**TASK DESCRIPTION:**
From the records below, pull each line that has "this".

**MATERIAL PROVIDED:**

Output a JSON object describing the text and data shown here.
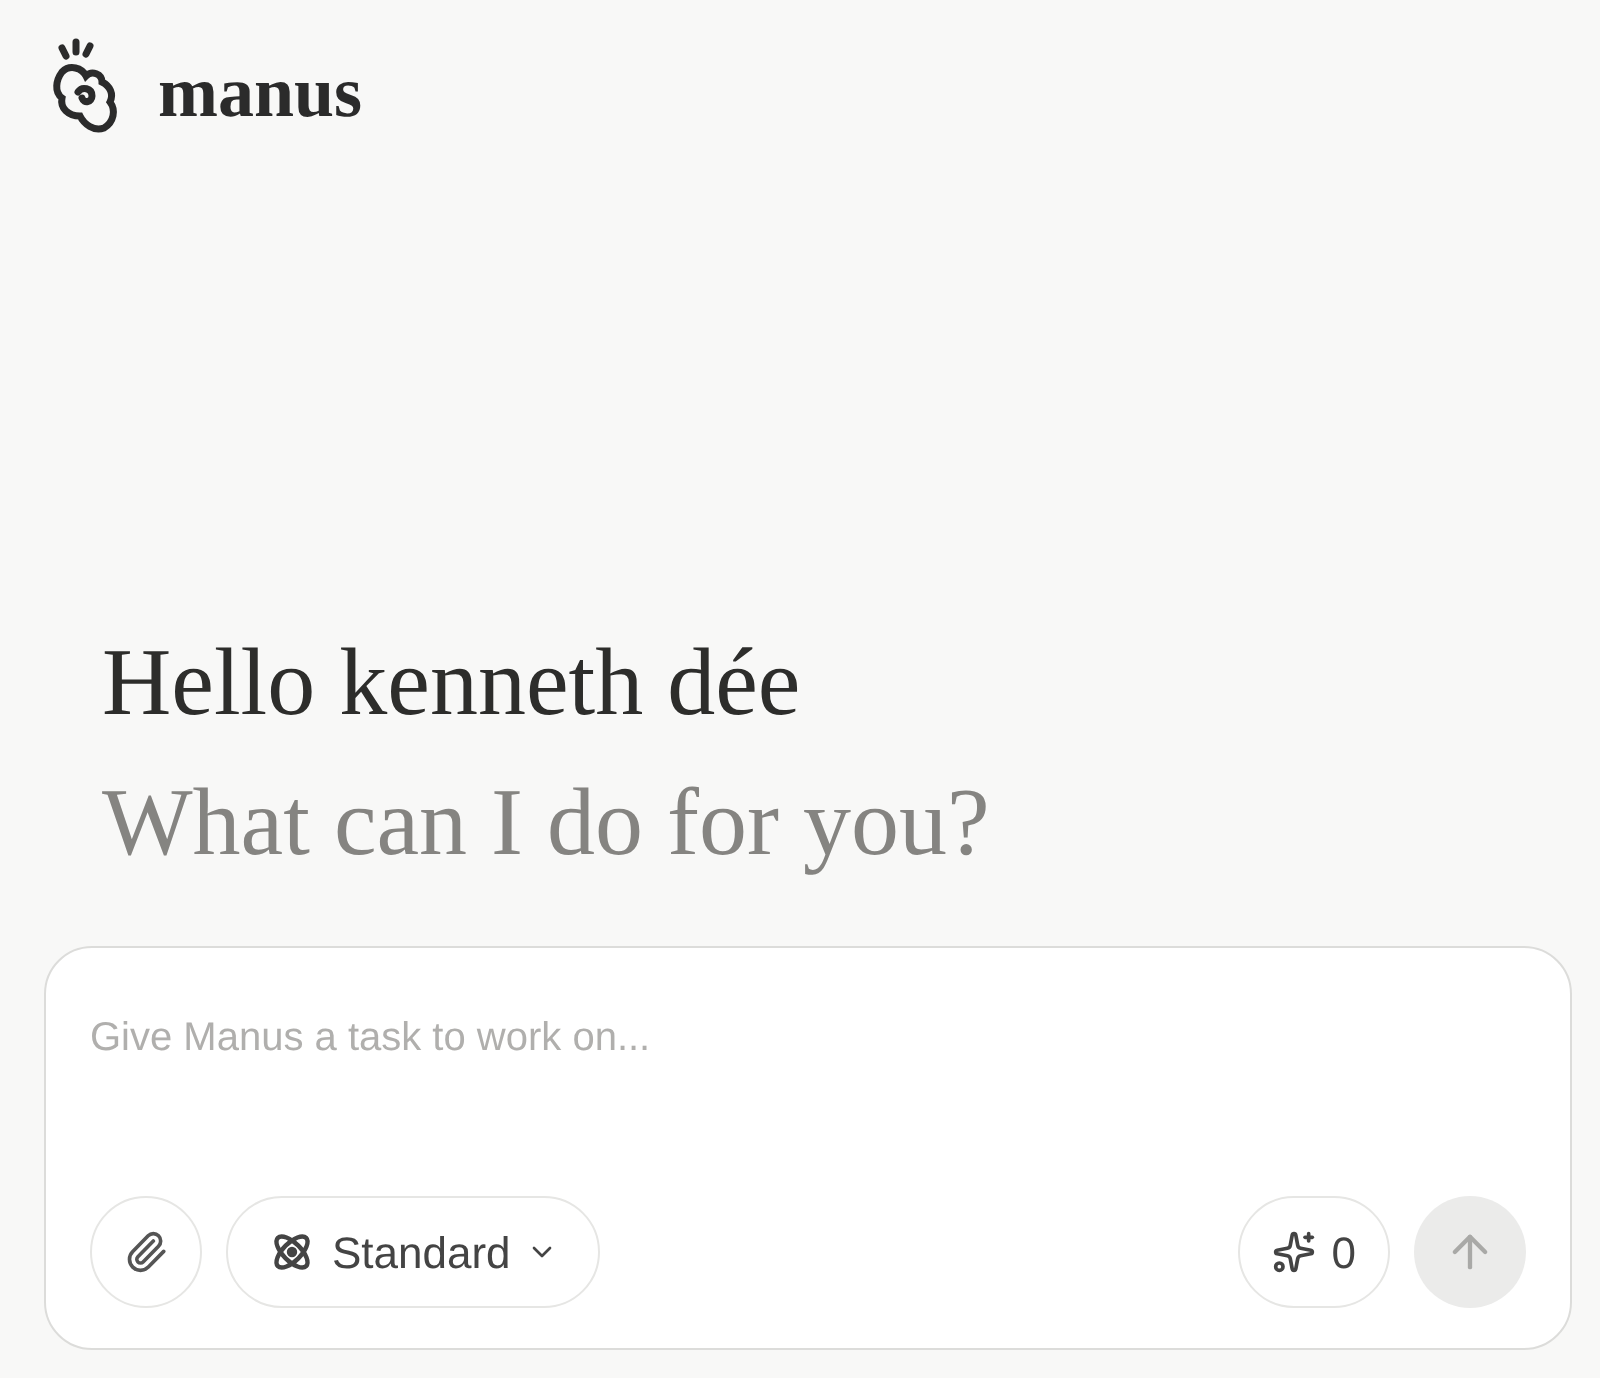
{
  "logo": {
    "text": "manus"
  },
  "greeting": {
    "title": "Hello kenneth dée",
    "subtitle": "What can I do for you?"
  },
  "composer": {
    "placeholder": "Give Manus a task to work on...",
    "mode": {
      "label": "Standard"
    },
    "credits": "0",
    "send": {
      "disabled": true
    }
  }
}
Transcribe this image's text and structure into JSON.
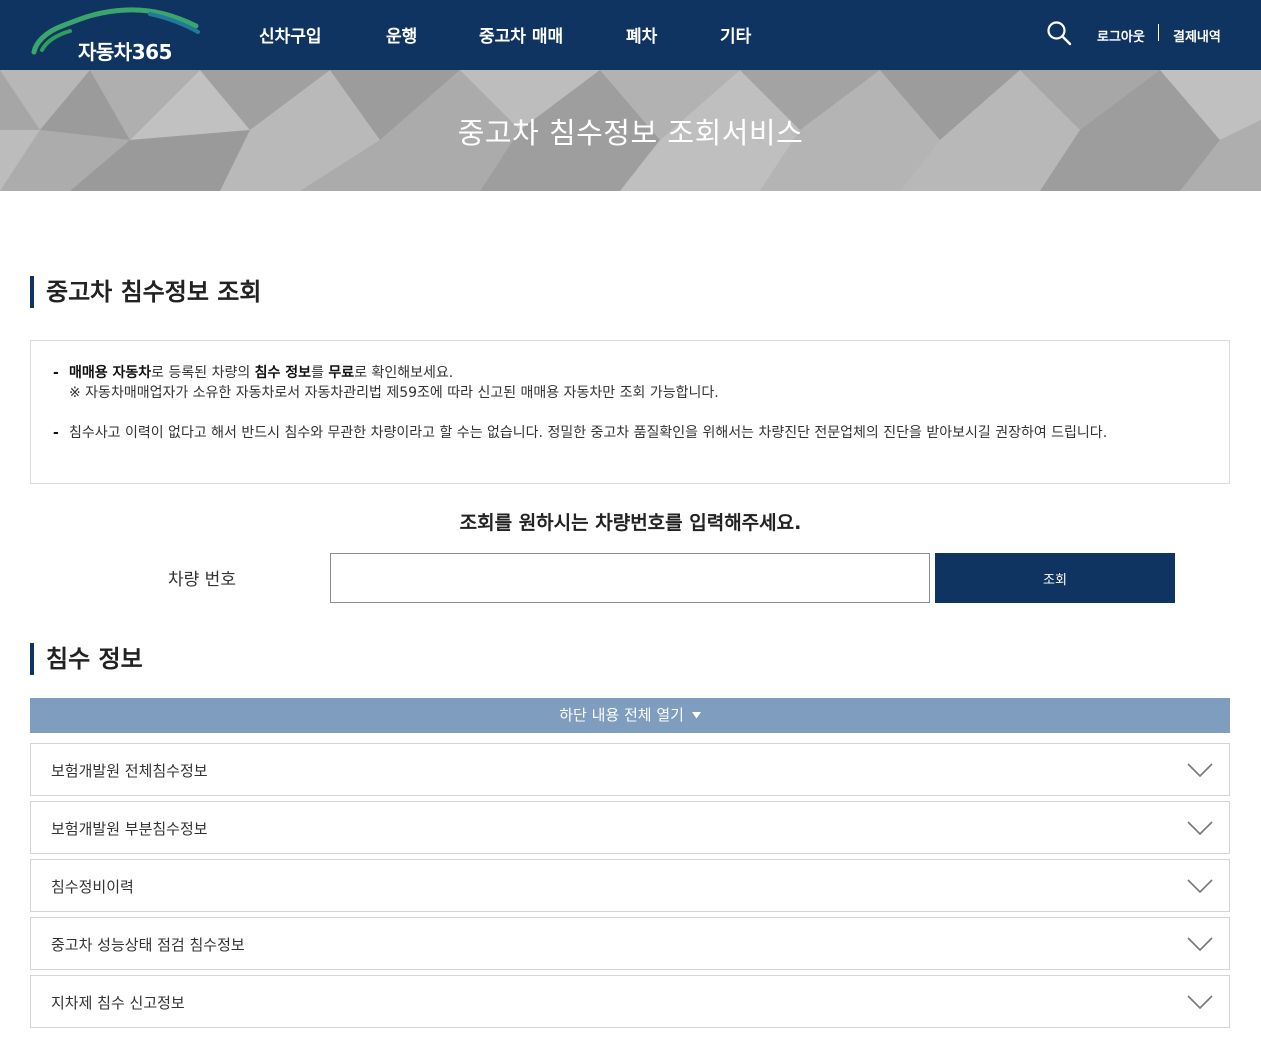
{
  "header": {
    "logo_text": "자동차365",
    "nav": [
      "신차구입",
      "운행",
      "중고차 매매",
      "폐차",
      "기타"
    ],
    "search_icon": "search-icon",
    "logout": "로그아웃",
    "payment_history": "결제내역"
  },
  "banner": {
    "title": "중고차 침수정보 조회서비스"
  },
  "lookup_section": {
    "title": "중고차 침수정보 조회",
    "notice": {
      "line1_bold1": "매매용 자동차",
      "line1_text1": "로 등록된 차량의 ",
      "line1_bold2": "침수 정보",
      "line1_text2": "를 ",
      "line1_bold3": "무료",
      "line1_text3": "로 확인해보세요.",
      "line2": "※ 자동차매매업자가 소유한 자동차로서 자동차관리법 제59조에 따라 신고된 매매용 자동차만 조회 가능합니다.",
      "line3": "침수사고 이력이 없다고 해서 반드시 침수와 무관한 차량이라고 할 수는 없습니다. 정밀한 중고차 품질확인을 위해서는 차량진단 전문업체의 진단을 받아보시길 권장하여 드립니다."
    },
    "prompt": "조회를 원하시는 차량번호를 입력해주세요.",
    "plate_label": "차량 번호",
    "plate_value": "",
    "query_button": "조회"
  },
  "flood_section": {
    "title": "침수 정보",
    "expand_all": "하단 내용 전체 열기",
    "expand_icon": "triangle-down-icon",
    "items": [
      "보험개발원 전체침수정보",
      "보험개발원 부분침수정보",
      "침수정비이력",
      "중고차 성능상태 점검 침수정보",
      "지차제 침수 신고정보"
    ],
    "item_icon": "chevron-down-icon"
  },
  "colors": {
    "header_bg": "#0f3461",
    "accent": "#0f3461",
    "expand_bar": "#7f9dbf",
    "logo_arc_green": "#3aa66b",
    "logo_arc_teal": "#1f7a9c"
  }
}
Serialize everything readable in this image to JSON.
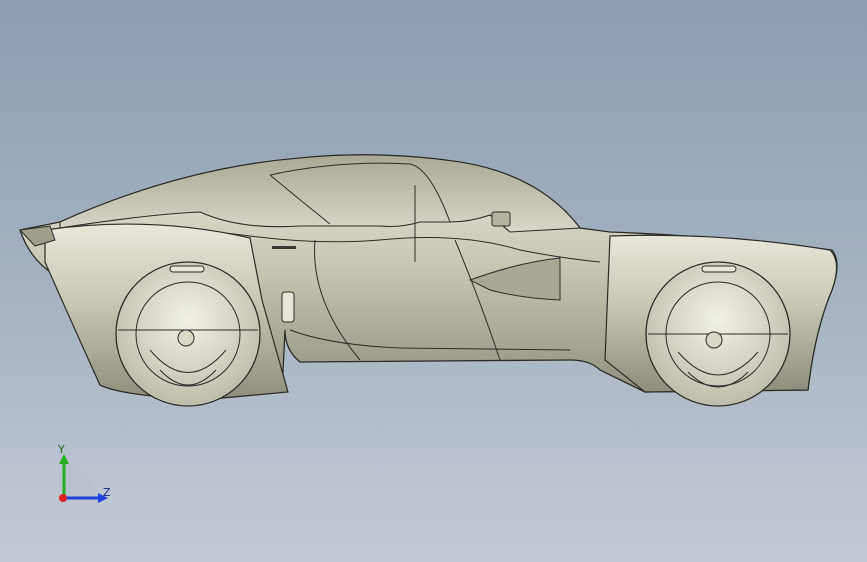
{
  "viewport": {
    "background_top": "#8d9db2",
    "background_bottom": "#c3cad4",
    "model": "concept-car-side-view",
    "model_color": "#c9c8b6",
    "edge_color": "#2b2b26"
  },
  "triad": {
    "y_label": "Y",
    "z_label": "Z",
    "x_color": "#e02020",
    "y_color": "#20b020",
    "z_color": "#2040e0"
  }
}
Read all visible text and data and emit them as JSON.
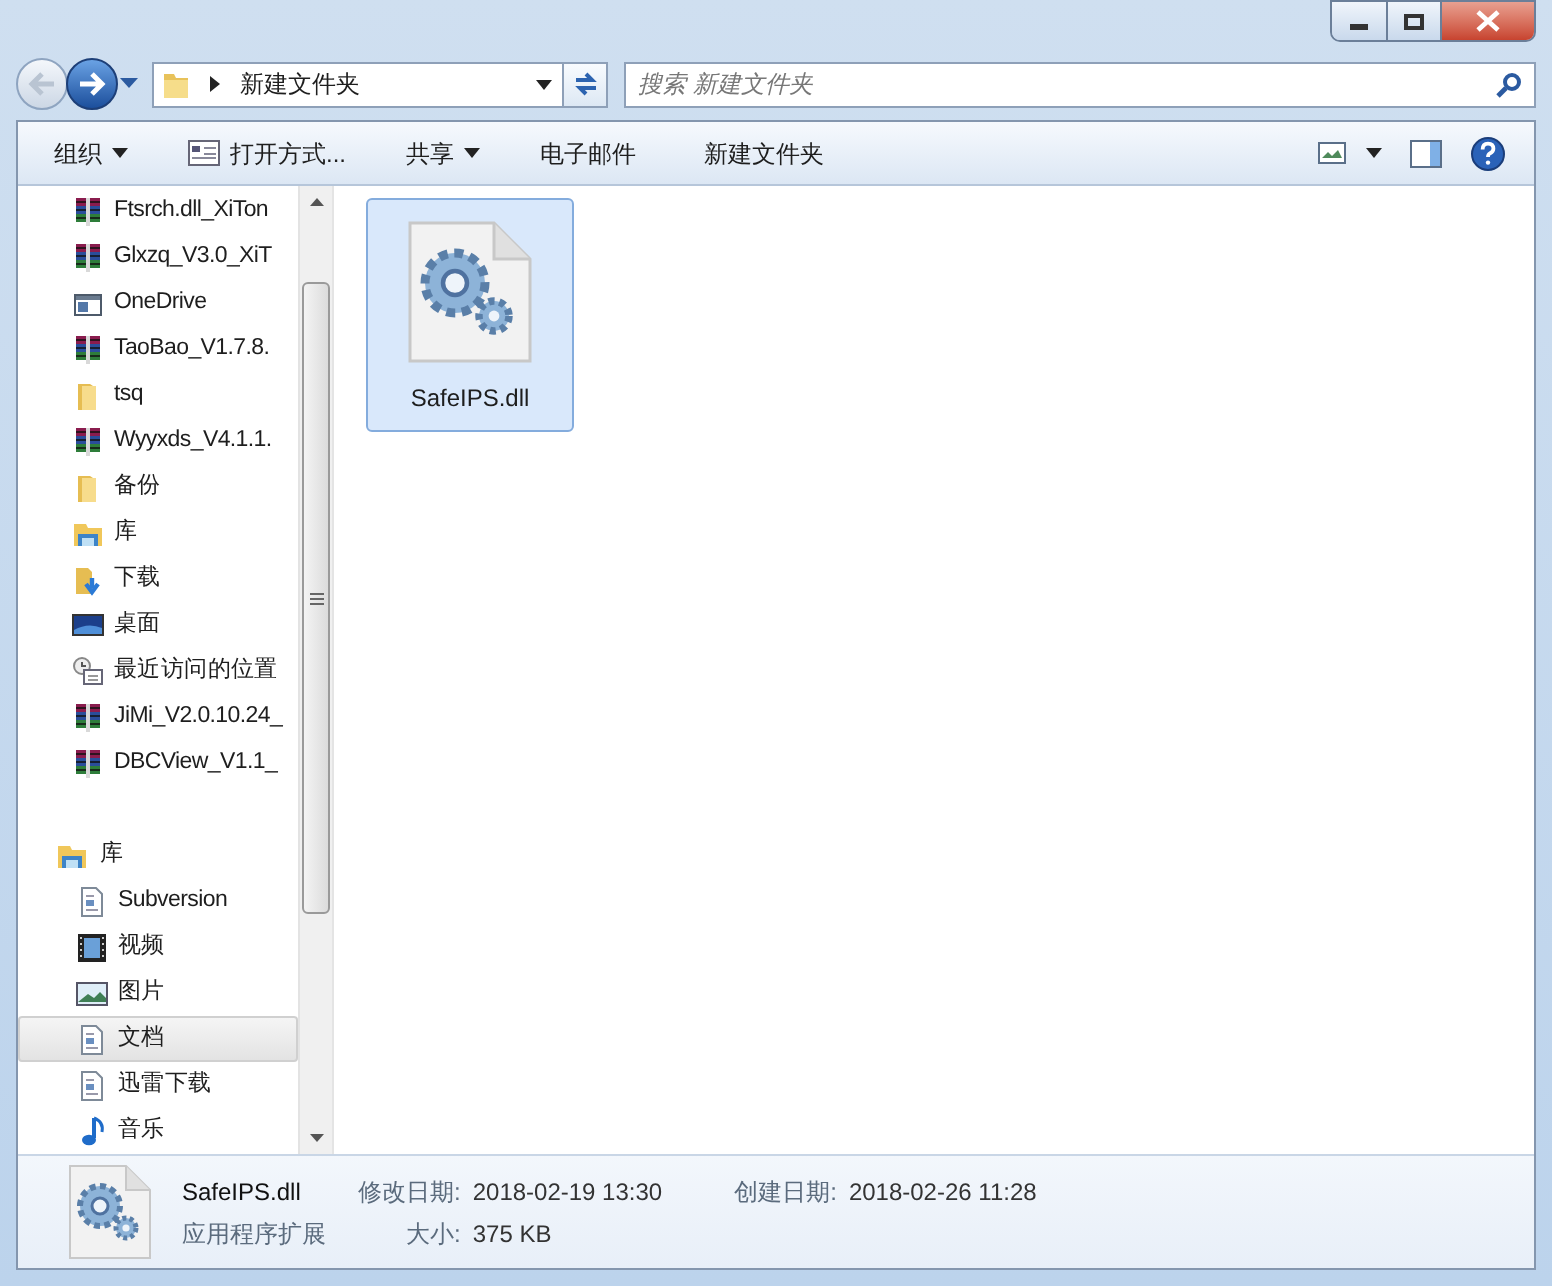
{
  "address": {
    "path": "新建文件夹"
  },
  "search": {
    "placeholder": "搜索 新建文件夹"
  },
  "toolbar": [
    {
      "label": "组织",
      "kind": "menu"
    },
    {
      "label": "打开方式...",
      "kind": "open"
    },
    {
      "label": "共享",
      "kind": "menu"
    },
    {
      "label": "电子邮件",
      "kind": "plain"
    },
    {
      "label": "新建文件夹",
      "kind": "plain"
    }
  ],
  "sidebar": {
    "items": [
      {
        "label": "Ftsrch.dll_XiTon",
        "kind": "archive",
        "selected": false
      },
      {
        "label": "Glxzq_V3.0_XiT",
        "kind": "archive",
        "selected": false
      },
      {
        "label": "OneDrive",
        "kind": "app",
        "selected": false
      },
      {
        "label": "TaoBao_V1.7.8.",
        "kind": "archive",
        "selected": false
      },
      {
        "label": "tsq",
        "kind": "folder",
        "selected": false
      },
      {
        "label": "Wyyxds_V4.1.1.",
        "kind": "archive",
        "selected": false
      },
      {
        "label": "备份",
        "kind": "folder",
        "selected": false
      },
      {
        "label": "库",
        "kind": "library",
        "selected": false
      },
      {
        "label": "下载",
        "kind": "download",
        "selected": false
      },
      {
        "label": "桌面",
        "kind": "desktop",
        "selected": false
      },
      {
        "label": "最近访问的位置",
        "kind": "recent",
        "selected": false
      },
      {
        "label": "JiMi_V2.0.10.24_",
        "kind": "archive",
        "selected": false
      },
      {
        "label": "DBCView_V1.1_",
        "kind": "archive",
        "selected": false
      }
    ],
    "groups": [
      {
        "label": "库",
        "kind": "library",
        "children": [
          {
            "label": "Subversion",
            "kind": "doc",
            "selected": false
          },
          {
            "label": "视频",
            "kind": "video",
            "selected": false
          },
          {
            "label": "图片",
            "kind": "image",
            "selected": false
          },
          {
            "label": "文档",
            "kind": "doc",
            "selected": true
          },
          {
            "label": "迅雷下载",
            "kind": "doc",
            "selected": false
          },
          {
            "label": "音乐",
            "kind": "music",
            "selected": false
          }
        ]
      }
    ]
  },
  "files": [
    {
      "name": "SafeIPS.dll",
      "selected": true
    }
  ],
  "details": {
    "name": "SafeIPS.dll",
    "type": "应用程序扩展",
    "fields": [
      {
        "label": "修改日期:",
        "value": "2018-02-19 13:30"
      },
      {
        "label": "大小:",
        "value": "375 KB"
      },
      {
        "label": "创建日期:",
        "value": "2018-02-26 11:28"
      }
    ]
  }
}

**REPLY:**
Transcribe this image's text and structure into JSON.
Serialize everything readable in this image to JSON.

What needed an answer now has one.